Set problem – Give the listing again exactly, omitting its images.

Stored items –
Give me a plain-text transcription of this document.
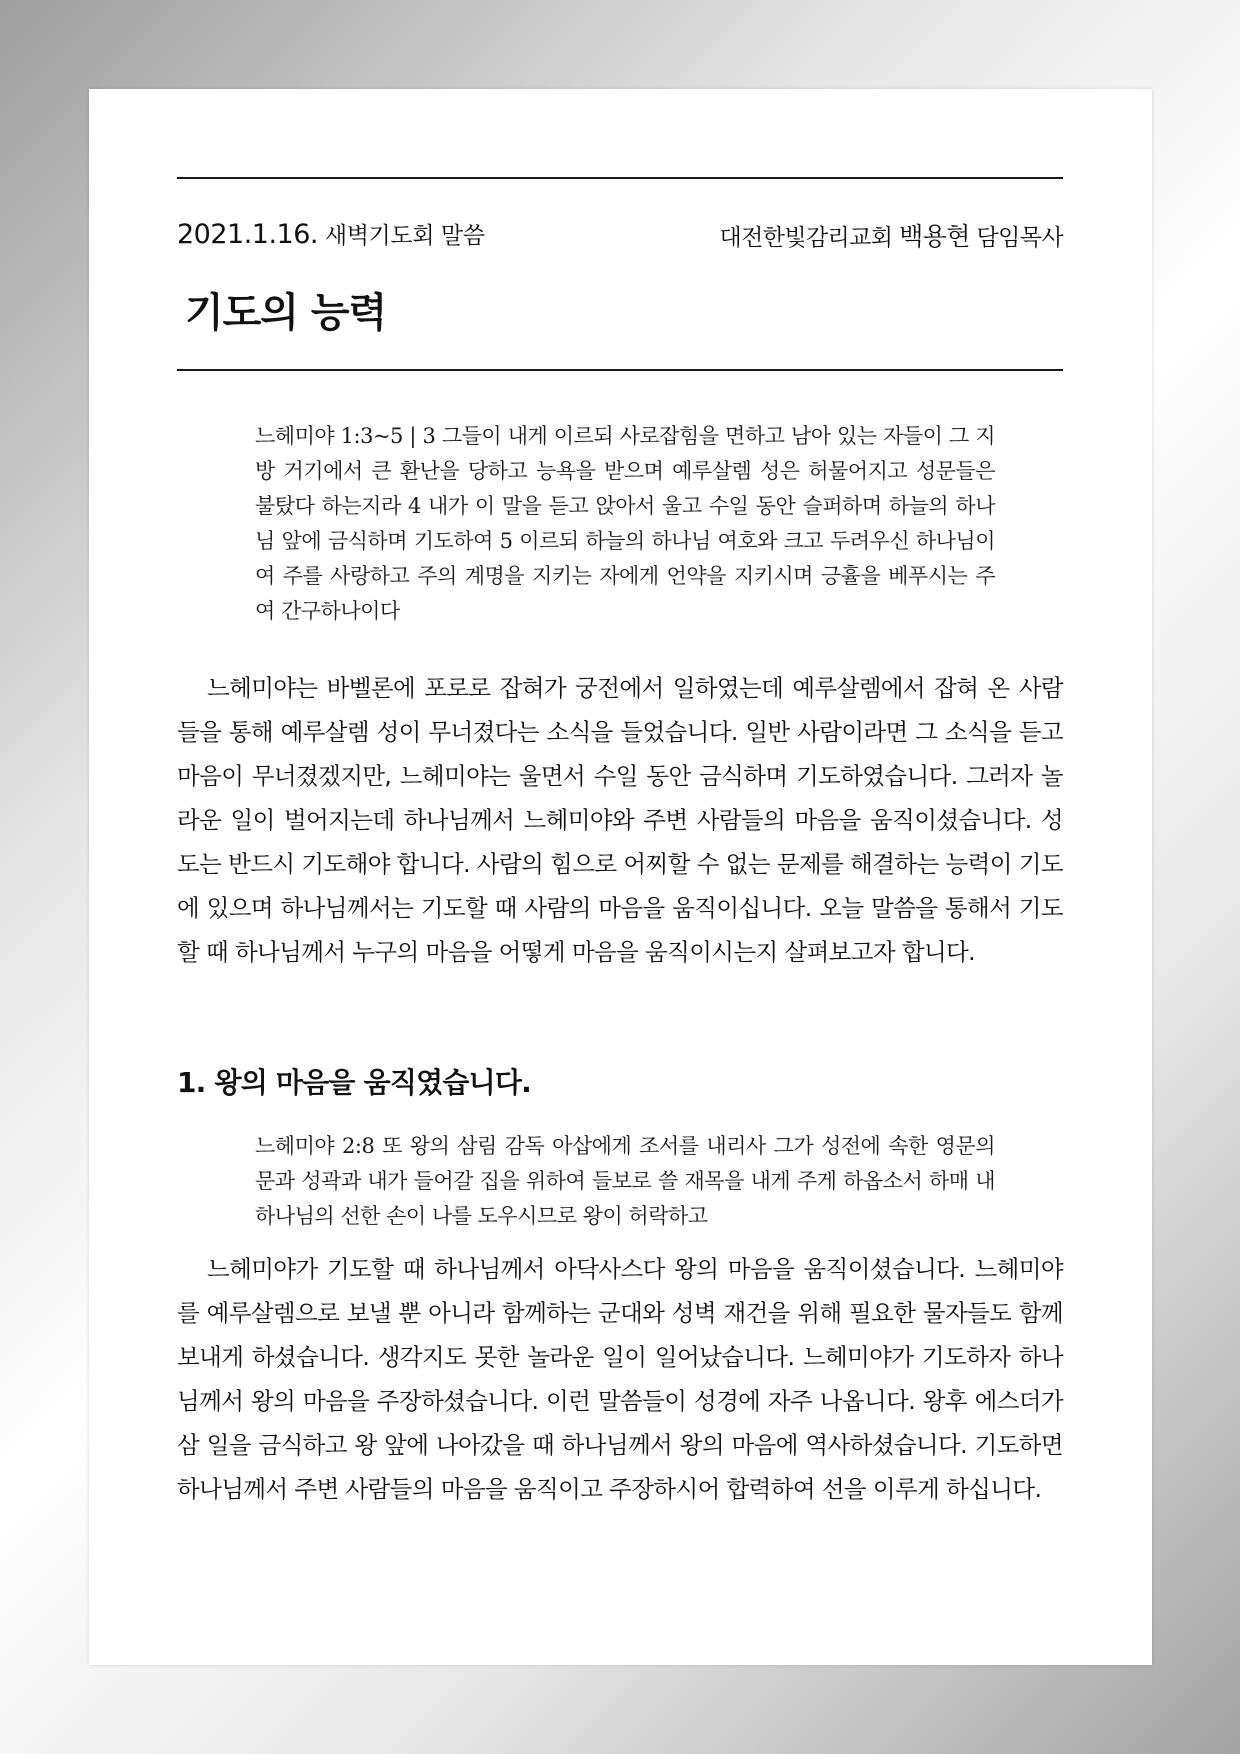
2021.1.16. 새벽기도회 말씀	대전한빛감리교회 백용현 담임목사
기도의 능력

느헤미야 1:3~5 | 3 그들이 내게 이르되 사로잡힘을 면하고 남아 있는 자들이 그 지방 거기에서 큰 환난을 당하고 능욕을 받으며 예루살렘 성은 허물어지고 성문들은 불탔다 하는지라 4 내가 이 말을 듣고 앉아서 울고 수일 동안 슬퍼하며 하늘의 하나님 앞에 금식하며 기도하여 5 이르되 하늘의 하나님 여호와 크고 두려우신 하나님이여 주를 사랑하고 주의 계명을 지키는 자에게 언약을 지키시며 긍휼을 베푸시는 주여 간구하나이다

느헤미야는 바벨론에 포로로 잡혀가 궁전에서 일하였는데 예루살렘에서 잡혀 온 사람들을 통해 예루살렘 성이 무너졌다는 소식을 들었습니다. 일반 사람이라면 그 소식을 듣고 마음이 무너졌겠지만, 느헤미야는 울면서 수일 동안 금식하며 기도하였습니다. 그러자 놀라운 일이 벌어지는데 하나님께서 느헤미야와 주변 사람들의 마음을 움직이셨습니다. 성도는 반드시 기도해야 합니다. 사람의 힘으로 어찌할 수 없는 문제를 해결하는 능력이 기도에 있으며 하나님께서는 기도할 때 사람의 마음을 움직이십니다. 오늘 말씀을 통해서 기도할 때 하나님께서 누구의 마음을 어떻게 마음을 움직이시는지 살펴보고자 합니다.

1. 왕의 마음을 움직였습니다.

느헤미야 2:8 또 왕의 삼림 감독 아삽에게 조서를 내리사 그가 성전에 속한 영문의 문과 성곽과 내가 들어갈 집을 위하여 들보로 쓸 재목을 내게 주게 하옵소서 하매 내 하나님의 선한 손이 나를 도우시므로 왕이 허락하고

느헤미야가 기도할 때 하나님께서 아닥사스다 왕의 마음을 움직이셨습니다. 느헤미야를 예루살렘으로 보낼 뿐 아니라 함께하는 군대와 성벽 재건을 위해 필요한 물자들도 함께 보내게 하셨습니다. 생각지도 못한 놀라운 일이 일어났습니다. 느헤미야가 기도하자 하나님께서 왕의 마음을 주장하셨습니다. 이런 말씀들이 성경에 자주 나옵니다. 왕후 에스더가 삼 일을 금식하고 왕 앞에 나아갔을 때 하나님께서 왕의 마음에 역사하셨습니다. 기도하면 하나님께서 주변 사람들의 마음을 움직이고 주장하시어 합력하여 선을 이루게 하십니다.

Reply –
Give me a plain-text transcription of this document.
2021.1.16. 새벽기도회 말씀	대전한빛감리교회 백용현 담임목사
기도의 능력

느헤미야 1:3~5 | 3 그들이 내게 이르되 사로잡힘을 면하고 남아 있는 자들이 그 지방 거기에서 큰 환난을 당하고 능욕을 받으며 예루살렘 성은 허물어지고 성문들은 불탔다 하는지라 4 내가 이 말을 듣고 앉아서 울고 수일 동안 슬퍼하며 하늘의 하나님 앞에 금식하며 기도하여 5 이르되 하늘의 하나님 여호와 크고 두려우신 하나님이여 주를 사랑하고 주의 계명을 지키는 자에게 언약을 지키시며 긍휼을 베푸시는 주여 간구하나이다

느헤미야는 바벨론에 포로로 잡혀가 궁전에서 일하였는데 예루살렘에서 잡혀 온 사람들을 통해 예루살렘 성이 무너졌다는 소식을 들었습니다. 일반 사람이라면 그 소식을 듣고 마음이 무너졌겠지만, 느헤미야는 울면서 수일 동안 금식하며 기도하였습니다. 그러자 놀라운 일이 벌어지는데 하나님께서 느헤미야와 주변 사람들의 마음을 움직이셨습니다. 성도는 반드시 기도해야 합니다. 사람의 힘으로 어찌할 수 없는 문제를 해결하는 능력이 기도에 있으며 하나님께서는 기도할 때 사람의 마음을 움직이십니다. 오늘 말씀을 통해서 기도할 때 하나님께서 누구의 마음을 어떻게 마음을 움직이시는지 살펴보고자 합니다.

1. 왕의 마음을 움직였습니다.

느헤미야 2:8 또 왕의 삼림 감독 아삽에게 조서를 내리사 그가 성전에 속한 영문의 문과 성곽과 내가 들어갈 집을 위하여 들보로 쓸 재목을 내게 주게 하옵소서 하매 내 하나님의 선한 손이 나를 도우시므로 왕이 허락하고

느헤미야가 기도할 때 하나님께서 아닥사스다 왕의 마음을 움직이셨습니다. 느헤미야를 예루살렘으로 보낼 뿐 아니라 함께하는 군대와 성벽 재건을 위해 필요한 물자들도 함께 보내게 하셨습니다. 생각지도 못한 놀라운 일이 일어났습니다. 느헤미야가 기도하자 하나님께서 왕의 마음을 주장하셨습니다. 이런 말씀들이 성경에 자주 나옵니다. 왕후 에스더가 삼 일을 금식하고 왕 앞에 나아갔을 때 하나님께서 왕의 마음에 역사하셨습니다. 기도하면 하나님께서 주변 사람들의 마음을 움직이고 주장하시어 합력하여 선을 이루게 하십니다.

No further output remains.